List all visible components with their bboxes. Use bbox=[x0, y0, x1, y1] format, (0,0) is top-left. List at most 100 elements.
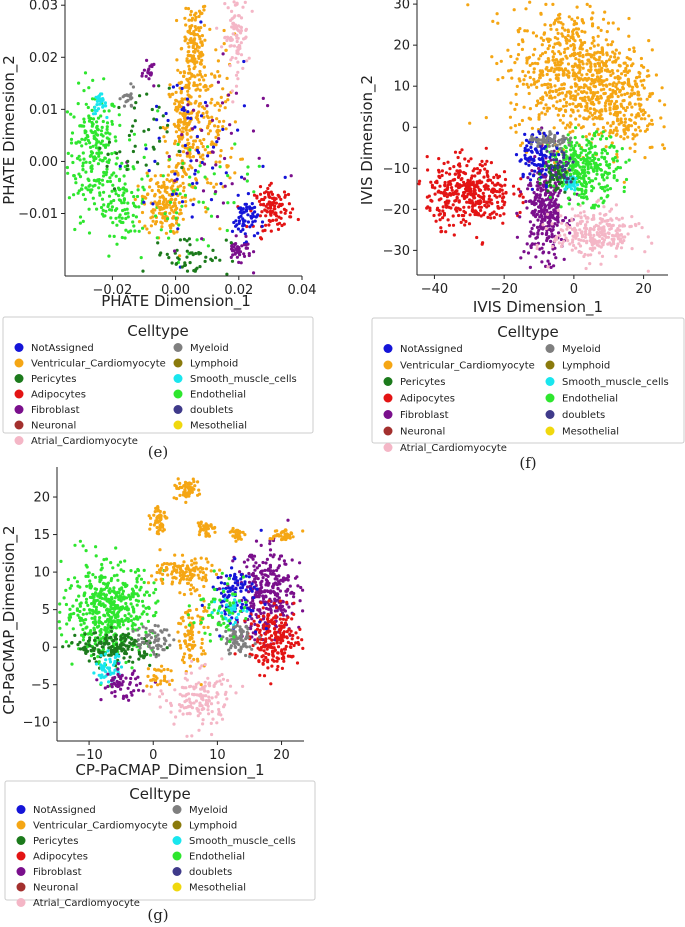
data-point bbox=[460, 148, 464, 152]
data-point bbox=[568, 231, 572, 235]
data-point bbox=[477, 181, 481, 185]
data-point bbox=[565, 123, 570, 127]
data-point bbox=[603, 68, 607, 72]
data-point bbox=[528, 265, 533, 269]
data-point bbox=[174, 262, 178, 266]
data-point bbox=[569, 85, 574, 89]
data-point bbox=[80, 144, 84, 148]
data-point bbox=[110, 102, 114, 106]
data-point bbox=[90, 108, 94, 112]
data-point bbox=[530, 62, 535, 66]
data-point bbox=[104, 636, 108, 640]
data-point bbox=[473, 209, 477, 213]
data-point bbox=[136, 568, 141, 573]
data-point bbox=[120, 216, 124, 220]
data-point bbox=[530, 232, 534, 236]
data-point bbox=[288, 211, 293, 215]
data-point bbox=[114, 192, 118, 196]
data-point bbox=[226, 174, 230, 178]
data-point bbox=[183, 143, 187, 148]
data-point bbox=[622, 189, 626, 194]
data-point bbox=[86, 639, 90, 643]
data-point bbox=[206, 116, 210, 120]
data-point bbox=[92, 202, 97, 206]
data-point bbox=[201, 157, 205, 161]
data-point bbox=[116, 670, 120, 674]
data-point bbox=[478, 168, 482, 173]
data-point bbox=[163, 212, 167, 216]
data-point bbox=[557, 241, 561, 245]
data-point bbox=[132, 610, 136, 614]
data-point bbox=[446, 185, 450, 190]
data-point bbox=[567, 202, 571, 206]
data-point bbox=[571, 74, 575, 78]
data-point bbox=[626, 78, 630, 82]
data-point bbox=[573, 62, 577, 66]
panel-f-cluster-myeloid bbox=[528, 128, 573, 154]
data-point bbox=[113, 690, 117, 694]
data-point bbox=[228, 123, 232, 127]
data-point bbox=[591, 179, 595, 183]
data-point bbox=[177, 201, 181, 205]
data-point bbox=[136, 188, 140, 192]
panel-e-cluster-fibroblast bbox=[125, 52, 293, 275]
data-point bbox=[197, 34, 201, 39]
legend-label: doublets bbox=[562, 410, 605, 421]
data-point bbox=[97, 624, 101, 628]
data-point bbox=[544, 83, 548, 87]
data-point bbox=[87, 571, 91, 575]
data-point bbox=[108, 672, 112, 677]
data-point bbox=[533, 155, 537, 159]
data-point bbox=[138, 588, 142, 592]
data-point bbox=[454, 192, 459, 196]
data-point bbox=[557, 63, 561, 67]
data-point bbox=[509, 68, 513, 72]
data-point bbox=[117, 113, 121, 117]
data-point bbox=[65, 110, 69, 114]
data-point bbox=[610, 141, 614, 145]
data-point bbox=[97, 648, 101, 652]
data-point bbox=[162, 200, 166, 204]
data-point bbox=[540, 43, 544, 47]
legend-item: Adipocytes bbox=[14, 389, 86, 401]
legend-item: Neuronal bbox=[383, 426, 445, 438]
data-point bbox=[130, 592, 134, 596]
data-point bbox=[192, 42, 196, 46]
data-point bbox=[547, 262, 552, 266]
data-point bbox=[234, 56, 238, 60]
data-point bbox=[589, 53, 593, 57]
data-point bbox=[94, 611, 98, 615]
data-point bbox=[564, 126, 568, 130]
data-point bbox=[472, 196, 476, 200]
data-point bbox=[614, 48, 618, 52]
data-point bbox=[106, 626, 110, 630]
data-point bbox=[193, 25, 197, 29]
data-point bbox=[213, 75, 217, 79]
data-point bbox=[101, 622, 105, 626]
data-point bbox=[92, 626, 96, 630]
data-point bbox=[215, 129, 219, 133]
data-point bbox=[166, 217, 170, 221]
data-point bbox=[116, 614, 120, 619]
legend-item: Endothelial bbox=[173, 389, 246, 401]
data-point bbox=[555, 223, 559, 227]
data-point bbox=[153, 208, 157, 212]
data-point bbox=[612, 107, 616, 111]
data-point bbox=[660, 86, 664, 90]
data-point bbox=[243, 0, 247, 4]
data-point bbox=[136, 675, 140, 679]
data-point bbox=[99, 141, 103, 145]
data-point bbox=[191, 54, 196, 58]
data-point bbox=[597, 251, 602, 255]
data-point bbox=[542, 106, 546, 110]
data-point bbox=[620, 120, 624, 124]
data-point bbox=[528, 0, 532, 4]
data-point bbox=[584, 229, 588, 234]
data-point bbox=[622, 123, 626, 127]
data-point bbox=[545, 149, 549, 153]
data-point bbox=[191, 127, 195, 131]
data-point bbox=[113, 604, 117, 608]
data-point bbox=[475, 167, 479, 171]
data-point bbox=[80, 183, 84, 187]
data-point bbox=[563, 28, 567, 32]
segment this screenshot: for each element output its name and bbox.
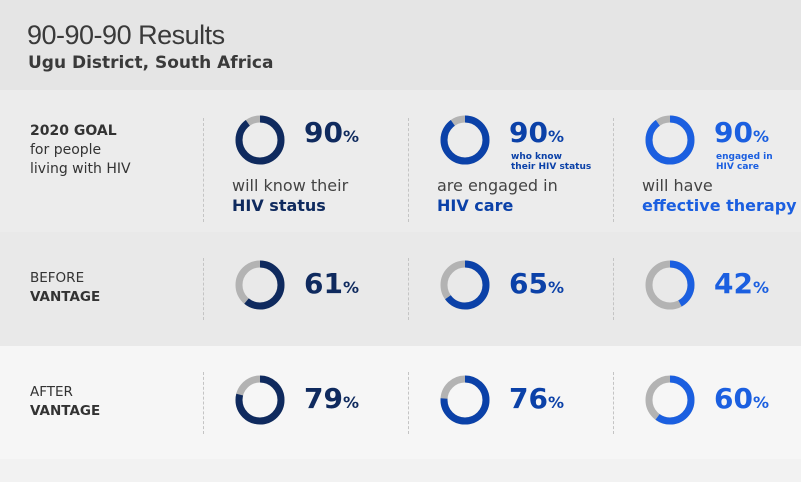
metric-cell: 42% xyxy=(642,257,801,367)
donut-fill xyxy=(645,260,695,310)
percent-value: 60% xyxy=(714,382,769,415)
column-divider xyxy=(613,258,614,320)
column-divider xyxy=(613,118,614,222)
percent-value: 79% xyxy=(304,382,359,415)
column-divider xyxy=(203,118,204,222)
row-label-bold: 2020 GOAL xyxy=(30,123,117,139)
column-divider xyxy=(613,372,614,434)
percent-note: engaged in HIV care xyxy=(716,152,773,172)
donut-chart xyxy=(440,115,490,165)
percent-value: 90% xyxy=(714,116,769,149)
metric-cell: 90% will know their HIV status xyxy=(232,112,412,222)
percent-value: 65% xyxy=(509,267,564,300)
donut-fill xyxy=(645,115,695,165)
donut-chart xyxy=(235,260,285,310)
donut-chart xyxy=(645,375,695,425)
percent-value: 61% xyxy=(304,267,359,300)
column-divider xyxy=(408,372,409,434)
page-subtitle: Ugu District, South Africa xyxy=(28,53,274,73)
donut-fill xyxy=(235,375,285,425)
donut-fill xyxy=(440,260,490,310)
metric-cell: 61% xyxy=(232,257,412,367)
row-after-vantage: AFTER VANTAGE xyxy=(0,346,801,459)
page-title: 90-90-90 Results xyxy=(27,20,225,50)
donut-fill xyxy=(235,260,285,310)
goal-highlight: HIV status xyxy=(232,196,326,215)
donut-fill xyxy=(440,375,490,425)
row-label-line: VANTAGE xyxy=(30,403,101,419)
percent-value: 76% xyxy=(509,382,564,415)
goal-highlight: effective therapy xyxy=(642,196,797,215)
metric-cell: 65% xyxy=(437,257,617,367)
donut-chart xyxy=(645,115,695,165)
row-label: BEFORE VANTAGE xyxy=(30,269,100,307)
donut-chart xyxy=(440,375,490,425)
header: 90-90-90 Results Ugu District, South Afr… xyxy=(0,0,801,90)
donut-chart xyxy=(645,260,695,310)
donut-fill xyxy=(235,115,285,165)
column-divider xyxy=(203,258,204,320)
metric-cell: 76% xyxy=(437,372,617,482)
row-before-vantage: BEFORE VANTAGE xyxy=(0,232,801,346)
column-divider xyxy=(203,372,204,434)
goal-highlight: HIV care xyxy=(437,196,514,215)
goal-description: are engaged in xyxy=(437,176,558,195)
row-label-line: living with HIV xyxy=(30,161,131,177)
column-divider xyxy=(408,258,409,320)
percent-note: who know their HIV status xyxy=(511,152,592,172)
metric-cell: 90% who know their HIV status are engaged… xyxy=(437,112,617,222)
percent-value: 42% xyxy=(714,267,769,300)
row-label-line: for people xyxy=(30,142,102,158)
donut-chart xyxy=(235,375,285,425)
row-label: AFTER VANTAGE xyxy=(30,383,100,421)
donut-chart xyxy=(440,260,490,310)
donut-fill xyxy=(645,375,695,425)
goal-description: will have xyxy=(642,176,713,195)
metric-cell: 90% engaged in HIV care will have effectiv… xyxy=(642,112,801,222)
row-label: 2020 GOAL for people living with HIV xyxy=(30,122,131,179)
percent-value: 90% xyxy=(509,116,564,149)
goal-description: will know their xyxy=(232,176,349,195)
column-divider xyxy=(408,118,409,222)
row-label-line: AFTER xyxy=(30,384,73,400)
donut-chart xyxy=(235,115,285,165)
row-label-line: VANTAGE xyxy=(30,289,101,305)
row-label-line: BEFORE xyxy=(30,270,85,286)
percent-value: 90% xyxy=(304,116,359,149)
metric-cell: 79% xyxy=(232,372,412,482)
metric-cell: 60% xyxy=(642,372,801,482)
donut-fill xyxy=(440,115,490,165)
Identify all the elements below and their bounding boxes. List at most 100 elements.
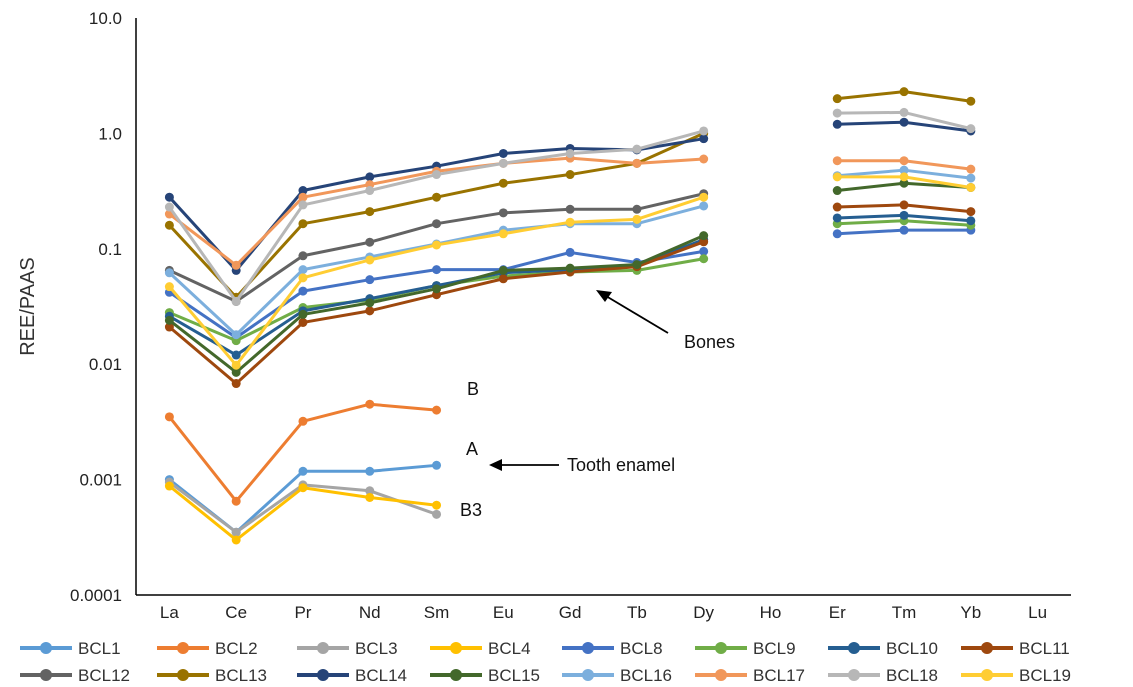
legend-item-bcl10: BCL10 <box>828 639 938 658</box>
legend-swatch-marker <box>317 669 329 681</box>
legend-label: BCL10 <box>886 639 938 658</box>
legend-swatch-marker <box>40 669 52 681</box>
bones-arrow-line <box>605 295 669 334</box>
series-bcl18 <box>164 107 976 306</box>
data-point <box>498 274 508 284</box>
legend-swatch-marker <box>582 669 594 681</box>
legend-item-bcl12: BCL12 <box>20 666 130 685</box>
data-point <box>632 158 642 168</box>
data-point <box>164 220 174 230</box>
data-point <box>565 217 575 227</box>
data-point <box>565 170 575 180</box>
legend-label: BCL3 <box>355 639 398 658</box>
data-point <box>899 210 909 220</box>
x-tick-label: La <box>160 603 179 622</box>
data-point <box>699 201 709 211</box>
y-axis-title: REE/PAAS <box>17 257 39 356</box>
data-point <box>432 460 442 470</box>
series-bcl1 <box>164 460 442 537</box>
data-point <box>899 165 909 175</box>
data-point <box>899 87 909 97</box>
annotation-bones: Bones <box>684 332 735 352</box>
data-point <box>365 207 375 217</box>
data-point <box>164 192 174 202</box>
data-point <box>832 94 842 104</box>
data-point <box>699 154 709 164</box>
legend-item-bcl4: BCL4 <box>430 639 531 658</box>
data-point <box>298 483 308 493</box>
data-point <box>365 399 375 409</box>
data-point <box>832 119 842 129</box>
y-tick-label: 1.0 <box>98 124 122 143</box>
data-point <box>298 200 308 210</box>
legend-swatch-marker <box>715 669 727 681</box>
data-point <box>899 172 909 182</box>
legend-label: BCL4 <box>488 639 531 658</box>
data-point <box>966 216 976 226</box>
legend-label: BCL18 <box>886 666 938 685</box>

* Requirement
Reproduce verbatim the lines of the entries above, starting at the line that contains "data-point bbox=[460, 148, 464, 152]" and ending at the line that contains "data-point bbox=[530, 62, 535, 66]", with both of those lines included.

* Answer to the problem
data-point bbox=[460, 148, 464, 152]
data-point bbox=[568, 231, 572, 235]
data-point bbox=[477, 181, 481, 185]
data-point bbox=[565, 123, 570, 127]
data-point bbox=[603, 68, 607, 72]
data-point bbox=[528, 265, 533, 269]
data-point bbox=[174, 262, 178, 266]
data-point bbox=[569, 85, 574, 89]
data-point bbox=[80, 144, 84, 148]
data-point bbox=[110, 102, 114, 106]
data-point bbox=[90, 108, 94, 112]
data-point bbox=[530, 62, 535, 66]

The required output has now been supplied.